Written problem: The data below needs to be returned exactly, line for line.

Data supplied:

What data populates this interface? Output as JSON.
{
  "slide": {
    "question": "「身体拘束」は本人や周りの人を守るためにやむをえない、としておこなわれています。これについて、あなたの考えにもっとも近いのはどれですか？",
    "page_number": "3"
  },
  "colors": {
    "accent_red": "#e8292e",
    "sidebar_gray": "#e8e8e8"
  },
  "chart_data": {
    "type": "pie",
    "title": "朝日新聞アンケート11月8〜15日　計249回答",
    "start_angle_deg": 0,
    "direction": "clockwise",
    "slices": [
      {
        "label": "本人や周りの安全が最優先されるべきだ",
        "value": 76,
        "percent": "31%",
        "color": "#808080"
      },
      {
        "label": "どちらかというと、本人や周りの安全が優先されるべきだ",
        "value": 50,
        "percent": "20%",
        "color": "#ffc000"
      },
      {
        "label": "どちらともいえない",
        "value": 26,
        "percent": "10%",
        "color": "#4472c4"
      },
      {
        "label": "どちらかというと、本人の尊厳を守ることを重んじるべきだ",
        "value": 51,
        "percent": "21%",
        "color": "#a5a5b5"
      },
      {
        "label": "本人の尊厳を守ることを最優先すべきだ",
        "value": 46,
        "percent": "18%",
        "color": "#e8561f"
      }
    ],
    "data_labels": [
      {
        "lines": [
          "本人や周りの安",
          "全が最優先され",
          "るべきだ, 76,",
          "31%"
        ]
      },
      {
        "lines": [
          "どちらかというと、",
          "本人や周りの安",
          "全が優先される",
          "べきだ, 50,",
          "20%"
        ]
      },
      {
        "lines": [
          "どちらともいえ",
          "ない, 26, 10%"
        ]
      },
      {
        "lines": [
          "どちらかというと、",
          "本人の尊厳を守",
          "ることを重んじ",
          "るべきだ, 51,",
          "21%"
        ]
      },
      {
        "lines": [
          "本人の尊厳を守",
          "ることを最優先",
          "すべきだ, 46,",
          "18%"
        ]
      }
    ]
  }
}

Task response:
What data populates this interface? Output as JSON.
{
  "slide": {
    "question": "「身体拘束」は本人や周りの人を守るためにやむをえない、としておこなわれています。これについて、あなたの考えにもっとも近いのはどれですか？",
    "page_number": "3"
  },
  "colors": {
    "accent_red": "#e8292e",
    "sidebar_gray": "#e8e8e8"
  },
  "chart_data": {
    "type": "pie",
    "title": "朝日新聞アンケート11月8〜15日　計249回答",
    "start_angle_deg": 0,
    "direction": "clockwise",
    "slices": [
      {
        "label": "本人や周りの安全が最優先されるべきだ",
        "value": 76,
        "percent": "31%",
        "color": "#808080"
      },
      {
        "label": "どちらかというと、本人や周りの安全が優先されるべきだ",
        "value": 50,
        "percent": "20%",
        "color": "#ffc000"
      },
      {
        "label": "どちらともいえない",
        "value": 26,
        "percent": "10%",
        "color": "#4472c4"
      },
      {
        "label": "どちらかというと、本人の尊厳を守ることを重んじるべきだ",
        "value": 51,
        "percent": "21%",
        "color": "#a5a5b5"
      },
      {
        "label": "本人の尊厳を守ることを最優先すべきだ",
        "value": 46,
        "percent": "18%",
        "color": "#e8561f"
      }
    ],
    "data_labels": [
      {
        "lines": [
          "本人や周りの安",
          "全が最優先され",
          "るべきだ, 76,",
          "31%"
        ]
      },
      {
        "lines": [
          "どちらかというと、",
          "本人や周りの安",
          "全が優先される",
          "べきだ, 50,",
          "20%"
        ]
      },
      {
        "lines": [
          "どちらともいえ",
          "ない, 26, 10%"
        ]
      },
      {
        "lines": [
          "どちらかというと、",
          "本人の尊厳を守",
          "ることを重んじ",
          "るべきだ, 51,",
          "21%"
        ]
      },
      {
        "lines": [
          "本人の尊厳を守",
          "ることを最優先",
          "すべきだ, 46,",
          "18%"
        ]
      }
    ]
  }
}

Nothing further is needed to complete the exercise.